## SHORT EXERCISE
Find the string "Lange" in the entries and copy each line that has it.

....................

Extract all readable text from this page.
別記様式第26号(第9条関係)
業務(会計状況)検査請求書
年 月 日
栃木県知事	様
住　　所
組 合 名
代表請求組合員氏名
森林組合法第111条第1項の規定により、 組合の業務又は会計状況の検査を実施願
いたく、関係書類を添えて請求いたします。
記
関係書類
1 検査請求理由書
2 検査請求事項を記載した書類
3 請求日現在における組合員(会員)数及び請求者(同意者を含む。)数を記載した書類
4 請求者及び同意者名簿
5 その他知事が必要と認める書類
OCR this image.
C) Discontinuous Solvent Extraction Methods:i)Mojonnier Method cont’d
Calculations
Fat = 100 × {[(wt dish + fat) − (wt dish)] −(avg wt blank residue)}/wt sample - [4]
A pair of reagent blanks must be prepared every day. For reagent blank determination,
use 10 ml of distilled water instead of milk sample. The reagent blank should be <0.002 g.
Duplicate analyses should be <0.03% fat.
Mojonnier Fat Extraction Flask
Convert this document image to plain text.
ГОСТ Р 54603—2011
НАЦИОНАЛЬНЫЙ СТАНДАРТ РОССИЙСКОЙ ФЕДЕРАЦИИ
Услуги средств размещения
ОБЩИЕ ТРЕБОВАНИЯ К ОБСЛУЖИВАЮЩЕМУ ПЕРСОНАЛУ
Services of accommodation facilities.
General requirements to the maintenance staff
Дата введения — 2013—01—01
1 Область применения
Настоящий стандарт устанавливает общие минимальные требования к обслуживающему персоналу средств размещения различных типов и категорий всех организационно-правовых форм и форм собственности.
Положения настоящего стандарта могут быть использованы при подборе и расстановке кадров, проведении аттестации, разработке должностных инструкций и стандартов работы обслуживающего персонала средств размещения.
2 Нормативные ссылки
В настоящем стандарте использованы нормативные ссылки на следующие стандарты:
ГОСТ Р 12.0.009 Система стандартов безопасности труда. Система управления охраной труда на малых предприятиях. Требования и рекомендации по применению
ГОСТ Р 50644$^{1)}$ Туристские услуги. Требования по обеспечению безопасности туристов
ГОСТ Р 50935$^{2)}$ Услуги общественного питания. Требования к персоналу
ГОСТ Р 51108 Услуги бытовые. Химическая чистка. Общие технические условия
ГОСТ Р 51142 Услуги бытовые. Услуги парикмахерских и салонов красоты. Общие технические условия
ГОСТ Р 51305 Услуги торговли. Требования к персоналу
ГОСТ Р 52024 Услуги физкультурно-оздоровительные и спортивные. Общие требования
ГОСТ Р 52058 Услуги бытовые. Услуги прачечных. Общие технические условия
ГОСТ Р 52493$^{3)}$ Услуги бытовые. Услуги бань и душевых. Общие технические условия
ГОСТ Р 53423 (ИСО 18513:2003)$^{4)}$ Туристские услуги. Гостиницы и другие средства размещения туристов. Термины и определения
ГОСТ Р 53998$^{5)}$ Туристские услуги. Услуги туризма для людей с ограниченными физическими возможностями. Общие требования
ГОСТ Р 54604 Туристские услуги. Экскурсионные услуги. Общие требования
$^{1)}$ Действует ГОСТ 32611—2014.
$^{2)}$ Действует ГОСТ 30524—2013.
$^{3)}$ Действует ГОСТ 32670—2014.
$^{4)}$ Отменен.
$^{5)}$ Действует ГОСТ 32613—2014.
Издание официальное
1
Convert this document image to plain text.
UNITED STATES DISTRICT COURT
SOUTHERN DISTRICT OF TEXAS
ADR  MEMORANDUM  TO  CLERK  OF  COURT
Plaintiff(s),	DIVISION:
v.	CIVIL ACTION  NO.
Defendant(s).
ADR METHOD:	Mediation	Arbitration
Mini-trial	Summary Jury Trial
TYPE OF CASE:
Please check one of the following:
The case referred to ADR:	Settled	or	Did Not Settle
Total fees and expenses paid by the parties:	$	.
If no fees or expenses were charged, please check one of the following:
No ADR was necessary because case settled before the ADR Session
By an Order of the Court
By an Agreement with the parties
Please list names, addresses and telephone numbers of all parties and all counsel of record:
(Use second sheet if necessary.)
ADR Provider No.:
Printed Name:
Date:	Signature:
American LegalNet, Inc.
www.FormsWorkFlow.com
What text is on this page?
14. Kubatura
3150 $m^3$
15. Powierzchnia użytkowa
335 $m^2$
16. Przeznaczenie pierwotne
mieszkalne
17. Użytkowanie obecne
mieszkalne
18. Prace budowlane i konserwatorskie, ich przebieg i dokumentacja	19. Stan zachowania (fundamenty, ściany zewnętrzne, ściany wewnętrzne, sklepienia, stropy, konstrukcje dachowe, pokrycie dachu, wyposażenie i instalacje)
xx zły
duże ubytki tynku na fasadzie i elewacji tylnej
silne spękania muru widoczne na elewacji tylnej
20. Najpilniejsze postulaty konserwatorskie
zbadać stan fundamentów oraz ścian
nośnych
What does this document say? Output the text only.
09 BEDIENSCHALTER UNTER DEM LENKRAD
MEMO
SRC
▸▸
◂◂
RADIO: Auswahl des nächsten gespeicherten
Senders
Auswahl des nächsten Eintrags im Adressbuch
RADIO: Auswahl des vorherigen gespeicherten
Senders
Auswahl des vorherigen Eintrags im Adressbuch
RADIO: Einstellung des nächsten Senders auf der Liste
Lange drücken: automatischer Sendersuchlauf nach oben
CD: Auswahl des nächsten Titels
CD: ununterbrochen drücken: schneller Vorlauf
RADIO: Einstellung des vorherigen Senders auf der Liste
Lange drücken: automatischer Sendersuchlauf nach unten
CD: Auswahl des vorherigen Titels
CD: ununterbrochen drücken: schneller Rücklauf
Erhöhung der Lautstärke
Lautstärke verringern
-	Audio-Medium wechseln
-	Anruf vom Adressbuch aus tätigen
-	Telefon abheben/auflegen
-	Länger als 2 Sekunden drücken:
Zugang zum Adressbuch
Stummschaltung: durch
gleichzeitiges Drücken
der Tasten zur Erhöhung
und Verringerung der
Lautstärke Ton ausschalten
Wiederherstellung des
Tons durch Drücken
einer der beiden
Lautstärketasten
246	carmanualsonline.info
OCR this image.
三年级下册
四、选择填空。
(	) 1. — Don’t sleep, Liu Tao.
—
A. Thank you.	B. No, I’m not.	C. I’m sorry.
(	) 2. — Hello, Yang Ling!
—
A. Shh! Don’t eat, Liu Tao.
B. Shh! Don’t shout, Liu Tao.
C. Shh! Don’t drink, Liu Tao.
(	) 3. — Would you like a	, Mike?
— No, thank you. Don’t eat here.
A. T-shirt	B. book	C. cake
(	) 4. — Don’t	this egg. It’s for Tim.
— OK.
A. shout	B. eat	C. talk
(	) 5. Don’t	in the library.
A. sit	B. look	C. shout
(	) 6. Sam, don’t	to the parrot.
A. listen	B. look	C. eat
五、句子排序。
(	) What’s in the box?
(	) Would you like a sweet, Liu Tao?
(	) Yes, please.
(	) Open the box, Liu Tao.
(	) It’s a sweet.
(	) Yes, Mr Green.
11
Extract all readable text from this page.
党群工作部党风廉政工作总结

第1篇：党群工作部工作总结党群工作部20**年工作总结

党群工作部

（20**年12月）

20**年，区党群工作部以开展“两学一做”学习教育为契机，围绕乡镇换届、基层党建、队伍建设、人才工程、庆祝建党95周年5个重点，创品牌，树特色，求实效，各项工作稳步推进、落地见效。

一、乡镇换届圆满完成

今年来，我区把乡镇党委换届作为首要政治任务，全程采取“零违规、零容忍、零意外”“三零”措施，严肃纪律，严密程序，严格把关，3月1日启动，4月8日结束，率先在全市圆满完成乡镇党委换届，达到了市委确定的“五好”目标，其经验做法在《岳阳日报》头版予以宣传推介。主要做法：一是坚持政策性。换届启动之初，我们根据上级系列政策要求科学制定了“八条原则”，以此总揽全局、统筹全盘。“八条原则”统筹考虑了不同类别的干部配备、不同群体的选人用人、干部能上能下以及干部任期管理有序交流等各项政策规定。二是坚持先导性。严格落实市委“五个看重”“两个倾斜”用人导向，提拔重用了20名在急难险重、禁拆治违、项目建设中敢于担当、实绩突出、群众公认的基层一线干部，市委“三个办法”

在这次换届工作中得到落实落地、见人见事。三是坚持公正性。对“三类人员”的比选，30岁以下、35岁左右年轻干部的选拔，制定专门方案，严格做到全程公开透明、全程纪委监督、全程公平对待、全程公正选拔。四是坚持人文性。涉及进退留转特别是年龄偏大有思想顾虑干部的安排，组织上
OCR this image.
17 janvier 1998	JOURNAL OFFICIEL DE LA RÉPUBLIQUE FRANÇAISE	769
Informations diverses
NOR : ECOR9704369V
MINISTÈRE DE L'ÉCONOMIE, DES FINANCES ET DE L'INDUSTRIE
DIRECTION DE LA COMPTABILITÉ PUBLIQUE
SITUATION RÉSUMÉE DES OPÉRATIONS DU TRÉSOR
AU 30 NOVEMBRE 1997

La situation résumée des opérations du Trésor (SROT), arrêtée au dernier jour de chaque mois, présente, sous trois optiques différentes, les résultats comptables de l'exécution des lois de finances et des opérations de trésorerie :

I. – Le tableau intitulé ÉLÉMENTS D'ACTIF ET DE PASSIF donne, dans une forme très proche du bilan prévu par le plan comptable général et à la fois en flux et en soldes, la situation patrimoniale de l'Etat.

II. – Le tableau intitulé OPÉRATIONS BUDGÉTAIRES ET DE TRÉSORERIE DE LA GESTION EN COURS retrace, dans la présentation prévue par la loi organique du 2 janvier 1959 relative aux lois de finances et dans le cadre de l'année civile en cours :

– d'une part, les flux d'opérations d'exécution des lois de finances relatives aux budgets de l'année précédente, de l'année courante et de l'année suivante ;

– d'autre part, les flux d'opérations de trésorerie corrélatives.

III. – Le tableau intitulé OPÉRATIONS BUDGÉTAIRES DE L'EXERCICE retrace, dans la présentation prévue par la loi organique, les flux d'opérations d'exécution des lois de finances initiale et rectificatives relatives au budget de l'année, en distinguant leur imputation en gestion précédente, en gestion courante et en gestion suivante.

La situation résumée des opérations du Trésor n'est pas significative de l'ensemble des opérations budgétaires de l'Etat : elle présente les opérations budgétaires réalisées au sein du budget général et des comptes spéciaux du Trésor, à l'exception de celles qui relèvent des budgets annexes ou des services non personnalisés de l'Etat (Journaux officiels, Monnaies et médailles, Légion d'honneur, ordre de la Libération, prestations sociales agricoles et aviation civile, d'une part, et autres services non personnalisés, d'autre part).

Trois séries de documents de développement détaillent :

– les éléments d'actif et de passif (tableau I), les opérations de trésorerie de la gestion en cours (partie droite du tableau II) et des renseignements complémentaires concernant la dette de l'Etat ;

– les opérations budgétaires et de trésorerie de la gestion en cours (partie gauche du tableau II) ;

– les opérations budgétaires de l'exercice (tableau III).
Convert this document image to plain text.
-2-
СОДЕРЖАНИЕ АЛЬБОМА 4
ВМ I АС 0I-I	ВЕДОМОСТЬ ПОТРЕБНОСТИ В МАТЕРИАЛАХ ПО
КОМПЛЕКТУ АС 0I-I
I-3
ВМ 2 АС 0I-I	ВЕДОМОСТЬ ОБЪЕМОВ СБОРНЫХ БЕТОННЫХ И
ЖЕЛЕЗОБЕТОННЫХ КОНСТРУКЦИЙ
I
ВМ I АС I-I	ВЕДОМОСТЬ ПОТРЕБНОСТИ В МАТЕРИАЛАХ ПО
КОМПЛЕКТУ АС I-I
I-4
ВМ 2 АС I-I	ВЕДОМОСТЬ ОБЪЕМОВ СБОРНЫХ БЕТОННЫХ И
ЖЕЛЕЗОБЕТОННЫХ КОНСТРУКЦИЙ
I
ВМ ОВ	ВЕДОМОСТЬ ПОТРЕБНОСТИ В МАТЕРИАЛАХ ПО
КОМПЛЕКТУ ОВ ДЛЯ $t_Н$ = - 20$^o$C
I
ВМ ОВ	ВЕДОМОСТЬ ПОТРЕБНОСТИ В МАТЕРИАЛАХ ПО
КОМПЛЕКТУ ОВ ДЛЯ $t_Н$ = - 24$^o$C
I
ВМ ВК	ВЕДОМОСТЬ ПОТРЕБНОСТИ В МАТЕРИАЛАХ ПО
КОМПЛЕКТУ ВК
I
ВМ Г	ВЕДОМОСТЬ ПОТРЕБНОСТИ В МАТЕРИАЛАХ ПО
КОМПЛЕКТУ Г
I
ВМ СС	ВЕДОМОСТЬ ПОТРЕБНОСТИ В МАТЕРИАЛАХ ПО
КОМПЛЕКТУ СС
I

....................

## SOLUTION
Lange drücken: automatischer Sendersuchlauf nach oben
Lange drücken: automatischer Sendersuchlauf nach unten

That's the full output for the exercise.